■ Task description ■
Copy each line where the word "swath" occurs.

────────────────────────────────────────

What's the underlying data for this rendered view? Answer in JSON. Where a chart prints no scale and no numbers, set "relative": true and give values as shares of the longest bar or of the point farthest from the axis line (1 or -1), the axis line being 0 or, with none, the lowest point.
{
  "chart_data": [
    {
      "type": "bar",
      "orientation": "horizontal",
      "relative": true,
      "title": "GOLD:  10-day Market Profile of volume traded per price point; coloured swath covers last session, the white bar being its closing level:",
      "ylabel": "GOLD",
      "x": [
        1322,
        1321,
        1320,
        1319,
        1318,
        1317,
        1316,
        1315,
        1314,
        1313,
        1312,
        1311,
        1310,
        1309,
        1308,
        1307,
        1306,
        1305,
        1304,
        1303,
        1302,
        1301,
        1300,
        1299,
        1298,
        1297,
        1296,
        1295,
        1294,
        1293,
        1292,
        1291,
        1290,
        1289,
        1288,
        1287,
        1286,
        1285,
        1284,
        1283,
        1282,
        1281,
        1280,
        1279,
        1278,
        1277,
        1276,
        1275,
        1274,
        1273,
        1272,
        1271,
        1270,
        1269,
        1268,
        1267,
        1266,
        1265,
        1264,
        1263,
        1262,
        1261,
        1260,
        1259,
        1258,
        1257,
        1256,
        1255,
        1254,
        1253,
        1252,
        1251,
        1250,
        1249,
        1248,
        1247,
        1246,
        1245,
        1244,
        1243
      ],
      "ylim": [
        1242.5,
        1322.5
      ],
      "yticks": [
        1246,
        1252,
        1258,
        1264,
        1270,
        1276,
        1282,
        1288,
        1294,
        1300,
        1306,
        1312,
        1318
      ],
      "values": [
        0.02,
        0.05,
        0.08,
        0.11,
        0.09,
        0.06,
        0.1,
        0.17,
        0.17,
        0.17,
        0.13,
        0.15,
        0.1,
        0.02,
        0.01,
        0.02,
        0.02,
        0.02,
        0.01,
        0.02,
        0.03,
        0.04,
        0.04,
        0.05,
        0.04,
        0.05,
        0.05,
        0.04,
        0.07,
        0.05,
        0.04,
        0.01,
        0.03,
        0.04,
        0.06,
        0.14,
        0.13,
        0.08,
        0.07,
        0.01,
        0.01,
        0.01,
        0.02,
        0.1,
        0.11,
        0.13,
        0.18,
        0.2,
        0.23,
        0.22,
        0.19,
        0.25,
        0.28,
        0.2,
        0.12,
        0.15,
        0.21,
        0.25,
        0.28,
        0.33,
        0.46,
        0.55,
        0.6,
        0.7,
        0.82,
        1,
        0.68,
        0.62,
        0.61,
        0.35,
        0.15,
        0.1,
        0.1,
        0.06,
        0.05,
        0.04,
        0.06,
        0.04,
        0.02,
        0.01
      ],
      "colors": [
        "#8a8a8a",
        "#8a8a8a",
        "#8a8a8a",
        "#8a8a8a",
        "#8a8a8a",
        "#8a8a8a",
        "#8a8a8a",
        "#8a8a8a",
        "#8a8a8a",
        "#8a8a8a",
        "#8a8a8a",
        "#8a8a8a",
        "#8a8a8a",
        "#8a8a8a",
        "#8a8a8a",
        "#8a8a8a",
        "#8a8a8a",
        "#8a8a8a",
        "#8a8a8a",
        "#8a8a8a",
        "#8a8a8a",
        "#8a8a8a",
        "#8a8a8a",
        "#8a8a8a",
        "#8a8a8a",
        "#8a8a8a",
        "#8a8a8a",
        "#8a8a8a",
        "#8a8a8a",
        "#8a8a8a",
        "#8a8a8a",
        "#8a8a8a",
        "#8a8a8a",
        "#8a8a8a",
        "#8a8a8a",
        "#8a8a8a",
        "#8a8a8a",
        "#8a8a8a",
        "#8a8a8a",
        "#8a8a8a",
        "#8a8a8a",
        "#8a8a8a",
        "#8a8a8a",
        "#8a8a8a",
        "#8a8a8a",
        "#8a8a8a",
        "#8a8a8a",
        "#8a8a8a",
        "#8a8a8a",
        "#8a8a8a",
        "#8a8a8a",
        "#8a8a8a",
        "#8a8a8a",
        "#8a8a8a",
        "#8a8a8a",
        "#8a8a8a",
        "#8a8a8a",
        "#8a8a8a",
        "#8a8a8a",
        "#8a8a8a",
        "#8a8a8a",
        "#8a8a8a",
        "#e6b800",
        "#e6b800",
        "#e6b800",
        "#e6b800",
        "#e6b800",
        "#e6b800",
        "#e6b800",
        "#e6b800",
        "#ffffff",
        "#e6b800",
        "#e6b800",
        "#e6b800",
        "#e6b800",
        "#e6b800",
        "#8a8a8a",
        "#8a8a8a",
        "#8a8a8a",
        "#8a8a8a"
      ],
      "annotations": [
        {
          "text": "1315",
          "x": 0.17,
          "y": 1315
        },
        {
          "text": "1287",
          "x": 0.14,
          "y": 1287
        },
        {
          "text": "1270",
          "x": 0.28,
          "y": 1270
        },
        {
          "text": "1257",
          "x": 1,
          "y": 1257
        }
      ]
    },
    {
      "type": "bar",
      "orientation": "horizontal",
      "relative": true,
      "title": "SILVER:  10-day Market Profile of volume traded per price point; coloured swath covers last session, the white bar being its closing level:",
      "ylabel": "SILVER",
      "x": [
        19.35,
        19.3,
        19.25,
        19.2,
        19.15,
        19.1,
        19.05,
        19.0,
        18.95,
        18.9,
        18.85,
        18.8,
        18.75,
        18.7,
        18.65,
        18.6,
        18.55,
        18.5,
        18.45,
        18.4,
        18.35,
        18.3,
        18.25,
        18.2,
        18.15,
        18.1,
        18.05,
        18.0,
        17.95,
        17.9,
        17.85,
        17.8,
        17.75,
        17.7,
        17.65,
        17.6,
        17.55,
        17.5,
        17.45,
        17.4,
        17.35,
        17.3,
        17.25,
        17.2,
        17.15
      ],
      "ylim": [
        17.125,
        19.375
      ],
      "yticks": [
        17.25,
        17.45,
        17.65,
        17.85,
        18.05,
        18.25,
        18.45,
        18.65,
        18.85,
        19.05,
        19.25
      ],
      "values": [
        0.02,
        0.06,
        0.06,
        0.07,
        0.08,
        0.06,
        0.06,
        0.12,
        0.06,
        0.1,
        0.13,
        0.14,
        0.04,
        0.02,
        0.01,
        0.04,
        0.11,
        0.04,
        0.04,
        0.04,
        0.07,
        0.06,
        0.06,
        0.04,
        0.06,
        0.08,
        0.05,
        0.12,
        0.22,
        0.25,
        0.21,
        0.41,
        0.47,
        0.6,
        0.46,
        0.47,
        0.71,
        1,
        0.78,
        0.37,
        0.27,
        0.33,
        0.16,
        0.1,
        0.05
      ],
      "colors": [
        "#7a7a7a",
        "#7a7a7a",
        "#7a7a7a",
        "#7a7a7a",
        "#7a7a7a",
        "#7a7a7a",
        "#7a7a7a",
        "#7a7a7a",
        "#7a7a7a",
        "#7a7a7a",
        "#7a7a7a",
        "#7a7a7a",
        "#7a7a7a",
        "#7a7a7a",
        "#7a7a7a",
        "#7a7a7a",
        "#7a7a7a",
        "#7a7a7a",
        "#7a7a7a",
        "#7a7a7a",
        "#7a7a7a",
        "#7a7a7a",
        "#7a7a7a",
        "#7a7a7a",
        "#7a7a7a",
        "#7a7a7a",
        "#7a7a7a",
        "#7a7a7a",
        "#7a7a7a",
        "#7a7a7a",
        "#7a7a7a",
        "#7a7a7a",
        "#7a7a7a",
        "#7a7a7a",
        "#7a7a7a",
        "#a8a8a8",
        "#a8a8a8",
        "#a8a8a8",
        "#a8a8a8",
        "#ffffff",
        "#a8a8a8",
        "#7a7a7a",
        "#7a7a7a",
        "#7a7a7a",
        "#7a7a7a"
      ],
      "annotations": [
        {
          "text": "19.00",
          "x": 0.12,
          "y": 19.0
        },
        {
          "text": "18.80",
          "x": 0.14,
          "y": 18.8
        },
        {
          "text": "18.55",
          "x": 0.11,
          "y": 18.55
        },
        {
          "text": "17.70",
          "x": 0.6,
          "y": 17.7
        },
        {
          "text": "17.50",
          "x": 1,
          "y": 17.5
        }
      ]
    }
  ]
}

────────────────────────────────────────

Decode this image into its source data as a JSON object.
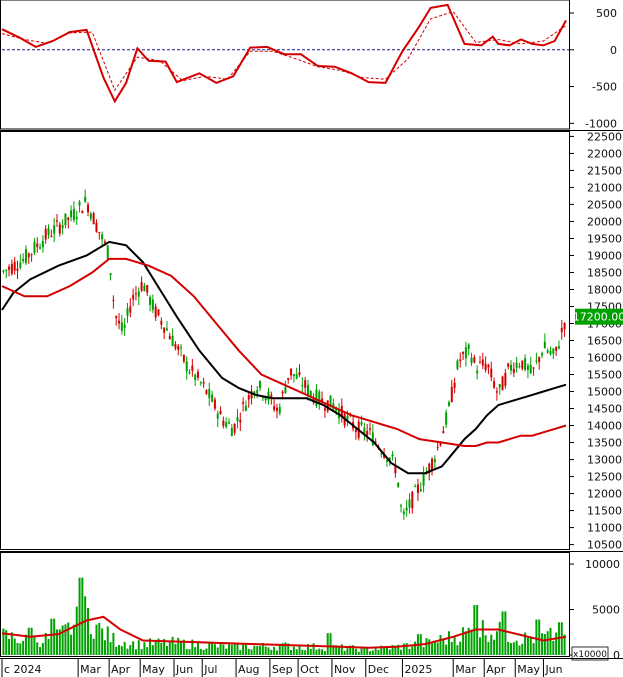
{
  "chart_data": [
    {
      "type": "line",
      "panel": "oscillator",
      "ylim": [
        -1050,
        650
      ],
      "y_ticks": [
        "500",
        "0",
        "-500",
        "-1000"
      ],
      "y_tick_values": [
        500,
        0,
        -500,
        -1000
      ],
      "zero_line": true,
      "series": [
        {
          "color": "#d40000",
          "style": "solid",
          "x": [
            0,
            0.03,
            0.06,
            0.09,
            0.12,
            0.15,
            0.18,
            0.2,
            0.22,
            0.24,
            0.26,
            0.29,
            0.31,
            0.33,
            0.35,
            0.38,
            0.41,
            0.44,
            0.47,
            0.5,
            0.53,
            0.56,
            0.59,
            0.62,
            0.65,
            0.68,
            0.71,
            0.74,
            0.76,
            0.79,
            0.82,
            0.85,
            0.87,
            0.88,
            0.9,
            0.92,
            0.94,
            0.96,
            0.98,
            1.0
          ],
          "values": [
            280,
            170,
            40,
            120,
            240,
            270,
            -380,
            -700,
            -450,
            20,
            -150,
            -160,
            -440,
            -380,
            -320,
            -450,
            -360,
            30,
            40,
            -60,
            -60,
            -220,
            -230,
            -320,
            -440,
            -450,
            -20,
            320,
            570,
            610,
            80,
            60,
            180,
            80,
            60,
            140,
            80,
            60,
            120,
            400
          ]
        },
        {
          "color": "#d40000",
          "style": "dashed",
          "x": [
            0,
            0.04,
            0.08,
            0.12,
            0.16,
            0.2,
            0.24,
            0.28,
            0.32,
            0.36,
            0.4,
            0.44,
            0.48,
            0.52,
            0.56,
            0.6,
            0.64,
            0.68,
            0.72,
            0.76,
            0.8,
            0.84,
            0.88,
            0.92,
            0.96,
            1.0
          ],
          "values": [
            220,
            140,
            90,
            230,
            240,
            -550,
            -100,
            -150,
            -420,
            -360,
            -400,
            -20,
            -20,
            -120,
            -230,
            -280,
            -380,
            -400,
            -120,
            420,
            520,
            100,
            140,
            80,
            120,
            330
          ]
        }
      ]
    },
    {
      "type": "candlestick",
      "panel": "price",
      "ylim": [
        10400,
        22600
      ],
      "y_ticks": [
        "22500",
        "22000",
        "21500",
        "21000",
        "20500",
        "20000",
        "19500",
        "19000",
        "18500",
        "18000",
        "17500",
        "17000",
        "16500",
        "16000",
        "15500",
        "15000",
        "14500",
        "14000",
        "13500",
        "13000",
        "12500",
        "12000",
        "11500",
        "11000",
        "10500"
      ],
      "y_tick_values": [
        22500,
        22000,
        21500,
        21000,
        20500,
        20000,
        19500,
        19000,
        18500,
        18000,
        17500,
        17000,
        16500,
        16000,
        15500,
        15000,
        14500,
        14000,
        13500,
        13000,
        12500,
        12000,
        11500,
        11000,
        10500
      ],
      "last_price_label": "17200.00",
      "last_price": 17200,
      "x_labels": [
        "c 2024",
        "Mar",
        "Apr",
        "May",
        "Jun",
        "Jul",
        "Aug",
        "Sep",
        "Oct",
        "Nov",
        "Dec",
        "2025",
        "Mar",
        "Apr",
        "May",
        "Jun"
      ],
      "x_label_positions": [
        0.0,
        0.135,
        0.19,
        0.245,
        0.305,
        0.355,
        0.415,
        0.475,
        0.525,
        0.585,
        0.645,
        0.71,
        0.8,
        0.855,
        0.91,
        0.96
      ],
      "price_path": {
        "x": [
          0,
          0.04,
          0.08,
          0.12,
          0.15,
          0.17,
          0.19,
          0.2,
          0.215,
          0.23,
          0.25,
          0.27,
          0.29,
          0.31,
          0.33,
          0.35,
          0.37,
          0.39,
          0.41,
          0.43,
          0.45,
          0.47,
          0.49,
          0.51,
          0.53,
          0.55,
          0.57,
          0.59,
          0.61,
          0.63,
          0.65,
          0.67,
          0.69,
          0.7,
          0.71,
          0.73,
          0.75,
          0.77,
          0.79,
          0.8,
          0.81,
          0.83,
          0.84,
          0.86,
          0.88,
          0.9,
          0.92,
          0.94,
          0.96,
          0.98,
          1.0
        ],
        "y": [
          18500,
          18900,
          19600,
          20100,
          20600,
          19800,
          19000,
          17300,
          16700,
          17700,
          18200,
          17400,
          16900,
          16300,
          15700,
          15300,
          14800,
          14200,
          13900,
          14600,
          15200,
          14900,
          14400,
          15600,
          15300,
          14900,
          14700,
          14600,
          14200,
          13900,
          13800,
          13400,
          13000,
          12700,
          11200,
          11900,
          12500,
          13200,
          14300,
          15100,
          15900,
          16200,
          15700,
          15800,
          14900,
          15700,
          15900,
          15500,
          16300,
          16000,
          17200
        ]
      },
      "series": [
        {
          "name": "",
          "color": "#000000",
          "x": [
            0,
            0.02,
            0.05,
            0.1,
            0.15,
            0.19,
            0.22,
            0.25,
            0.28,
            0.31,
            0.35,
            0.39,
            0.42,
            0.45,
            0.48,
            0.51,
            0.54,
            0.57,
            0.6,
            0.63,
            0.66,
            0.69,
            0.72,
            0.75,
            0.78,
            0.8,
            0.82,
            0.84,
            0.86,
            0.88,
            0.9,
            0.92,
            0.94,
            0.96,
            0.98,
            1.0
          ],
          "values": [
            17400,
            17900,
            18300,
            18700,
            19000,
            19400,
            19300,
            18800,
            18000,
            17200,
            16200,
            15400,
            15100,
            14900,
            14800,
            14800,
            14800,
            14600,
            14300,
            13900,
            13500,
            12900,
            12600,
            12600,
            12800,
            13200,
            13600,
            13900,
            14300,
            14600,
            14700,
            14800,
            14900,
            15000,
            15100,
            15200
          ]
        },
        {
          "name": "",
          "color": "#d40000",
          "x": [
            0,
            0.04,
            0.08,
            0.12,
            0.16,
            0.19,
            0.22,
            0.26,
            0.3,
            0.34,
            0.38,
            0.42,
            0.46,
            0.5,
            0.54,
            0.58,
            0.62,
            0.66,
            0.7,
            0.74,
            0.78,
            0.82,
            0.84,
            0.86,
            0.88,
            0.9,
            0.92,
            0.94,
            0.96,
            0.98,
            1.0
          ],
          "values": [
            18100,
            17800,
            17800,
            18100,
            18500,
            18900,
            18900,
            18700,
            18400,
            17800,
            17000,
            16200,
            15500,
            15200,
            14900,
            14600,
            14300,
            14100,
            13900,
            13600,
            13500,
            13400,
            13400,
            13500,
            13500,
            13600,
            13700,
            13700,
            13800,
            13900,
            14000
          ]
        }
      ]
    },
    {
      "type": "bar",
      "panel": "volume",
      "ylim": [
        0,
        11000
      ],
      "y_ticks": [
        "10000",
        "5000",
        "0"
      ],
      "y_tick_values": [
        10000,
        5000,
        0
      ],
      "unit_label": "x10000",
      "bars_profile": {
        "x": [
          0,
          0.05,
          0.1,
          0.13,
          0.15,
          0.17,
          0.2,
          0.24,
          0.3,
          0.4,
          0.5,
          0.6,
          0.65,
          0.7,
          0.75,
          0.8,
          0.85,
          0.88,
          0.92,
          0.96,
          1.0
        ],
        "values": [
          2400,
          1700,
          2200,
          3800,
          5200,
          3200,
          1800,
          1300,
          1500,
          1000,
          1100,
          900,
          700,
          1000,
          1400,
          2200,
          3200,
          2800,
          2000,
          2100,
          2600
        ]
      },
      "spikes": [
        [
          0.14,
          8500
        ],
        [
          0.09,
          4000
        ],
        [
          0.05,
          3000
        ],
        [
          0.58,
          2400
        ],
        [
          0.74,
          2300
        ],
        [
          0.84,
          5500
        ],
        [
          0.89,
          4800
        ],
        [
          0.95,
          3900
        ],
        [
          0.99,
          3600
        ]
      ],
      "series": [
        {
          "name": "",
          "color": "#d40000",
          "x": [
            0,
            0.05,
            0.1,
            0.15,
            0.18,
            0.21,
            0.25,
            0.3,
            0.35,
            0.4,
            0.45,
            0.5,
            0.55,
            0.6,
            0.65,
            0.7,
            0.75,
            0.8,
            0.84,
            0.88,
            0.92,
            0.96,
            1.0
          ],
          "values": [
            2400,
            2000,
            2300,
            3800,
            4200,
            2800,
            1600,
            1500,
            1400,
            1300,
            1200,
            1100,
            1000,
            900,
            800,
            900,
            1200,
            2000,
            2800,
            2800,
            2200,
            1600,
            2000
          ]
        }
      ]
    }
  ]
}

────────────────────────────────────────

■ Completed task ■
      "title": "GOLD:  10-day Market Profile of volume traded per price point; coloured swath covers last session, the white bar being its closing level:",
      "title": "SILVER:  10-day Market Profile of volume traded per price point; coloured swath covers last session, the white bar being its closing level:",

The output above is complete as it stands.